§ **Extracted material**
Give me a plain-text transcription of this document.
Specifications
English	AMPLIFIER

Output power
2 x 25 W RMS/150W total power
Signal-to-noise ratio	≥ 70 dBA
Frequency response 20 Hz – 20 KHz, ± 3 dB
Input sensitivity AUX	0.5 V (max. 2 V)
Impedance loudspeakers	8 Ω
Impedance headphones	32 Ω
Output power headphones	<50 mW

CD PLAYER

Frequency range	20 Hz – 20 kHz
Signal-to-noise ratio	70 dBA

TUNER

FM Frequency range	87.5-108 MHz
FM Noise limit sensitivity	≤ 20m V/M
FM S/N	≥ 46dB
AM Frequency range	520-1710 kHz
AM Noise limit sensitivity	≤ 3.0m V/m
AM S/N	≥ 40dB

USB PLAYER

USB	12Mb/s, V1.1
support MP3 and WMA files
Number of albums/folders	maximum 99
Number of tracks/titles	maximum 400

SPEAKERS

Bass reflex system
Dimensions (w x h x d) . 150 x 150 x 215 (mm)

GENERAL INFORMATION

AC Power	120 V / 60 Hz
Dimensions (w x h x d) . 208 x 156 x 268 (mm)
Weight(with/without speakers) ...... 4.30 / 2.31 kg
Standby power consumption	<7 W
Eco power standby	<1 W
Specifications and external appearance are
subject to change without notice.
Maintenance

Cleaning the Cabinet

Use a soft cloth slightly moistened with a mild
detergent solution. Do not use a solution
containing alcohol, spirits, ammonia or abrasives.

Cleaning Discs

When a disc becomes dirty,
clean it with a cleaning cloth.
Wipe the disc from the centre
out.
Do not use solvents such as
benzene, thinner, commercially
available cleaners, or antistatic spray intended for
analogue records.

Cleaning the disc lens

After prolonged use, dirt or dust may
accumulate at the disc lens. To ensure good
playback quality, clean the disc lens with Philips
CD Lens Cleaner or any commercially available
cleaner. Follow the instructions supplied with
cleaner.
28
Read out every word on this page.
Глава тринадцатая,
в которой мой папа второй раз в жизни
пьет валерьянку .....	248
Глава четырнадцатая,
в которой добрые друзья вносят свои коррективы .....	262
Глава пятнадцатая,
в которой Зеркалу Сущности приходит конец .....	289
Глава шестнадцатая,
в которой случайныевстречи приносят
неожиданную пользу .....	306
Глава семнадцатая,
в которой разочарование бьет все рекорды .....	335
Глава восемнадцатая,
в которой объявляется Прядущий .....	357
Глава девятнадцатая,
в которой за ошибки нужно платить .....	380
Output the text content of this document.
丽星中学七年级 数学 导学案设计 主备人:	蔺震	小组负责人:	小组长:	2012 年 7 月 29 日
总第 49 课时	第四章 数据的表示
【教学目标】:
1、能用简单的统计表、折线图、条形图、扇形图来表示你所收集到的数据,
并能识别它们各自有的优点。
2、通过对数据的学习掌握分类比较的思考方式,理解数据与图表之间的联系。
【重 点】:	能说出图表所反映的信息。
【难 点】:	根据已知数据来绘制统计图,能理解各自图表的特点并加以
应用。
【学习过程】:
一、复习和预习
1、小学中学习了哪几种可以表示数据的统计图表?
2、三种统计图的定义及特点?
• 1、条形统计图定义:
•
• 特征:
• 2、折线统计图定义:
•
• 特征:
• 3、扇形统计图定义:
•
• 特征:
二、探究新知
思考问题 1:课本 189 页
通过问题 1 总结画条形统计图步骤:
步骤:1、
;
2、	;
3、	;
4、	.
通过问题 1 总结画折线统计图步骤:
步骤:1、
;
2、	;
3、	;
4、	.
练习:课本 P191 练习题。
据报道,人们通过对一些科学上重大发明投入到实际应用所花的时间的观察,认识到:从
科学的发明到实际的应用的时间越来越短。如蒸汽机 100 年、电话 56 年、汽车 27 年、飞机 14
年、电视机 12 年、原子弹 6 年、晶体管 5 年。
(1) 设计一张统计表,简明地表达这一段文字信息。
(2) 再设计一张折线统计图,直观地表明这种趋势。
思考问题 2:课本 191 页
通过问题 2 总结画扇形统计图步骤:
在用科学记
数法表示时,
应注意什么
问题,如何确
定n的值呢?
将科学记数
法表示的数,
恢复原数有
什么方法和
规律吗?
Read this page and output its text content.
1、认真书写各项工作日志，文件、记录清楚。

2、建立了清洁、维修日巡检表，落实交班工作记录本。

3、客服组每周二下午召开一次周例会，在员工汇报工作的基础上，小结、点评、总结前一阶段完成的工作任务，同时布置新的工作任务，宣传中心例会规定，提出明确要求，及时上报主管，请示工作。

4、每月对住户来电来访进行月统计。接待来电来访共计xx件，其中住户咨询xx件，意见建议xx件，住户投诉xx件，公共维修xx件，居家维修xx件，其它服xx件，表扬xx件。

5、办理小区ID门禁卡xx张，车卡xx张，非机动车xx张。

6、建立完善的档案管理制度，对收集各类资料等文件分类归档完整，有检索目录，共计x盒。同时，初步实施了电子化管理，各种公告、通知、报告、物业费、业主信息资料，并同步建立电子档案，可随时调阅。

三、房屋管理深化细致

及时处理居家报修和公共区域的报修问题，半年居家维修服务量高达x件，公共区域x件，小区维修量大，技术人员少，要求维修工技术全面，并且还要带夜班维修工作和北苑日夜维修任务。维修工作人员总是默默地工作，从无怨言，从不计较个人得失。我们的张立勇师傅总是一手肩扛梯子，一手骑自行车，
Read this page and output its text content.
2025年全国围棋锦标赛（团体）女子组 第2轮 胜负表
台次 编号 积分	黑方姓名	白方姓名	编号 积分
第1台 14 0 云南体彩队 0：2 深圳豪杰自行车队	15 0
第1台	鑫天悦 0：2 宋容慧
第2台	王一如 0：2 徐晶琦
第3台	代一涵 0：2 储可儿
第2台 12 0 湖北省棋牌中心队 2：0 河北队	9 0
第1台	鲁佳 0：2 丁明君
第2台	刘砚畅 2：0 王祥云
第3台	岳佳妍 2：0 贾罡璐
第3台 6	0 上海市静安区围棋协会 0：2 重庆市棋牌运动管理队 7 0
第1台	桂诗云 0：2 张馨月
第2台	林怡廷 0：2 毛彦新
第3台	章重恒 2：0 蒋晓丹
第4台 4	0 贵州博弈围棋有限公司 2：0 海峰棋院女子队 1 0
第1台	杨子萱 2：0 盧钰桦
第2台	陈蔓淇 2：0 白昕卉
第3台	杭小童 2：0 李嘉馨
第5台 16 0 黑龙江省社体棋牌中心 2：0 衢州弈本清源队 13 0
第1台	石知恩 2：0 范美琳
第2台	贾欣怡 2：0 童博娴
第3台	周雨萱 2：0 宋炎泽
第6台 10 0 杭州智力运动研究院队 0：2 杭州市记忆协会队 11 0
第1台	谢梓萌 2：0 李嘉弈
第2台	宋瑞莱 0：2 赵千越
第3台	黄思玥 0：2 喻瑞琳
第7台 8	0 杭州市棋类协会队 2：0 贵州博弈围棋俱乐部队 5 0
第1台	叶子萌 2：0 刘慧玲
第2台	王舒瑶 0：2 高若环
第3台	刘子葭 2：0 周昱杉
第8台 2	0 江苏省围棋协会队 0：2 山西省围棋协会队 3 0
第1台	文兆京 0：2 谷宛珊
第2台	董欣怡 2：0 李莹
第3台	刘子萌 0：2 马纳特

§ **Task description**
Copy each line of the records above that carries the word "sensitivity".

§ **Solution to this problem**
Input sensitivity AUX	0.5 V (max. 2 V)
FM Noise limit sensitivity	≤ 20m V/M
AM Noise limit sensitivity	≤ 3.0m V/m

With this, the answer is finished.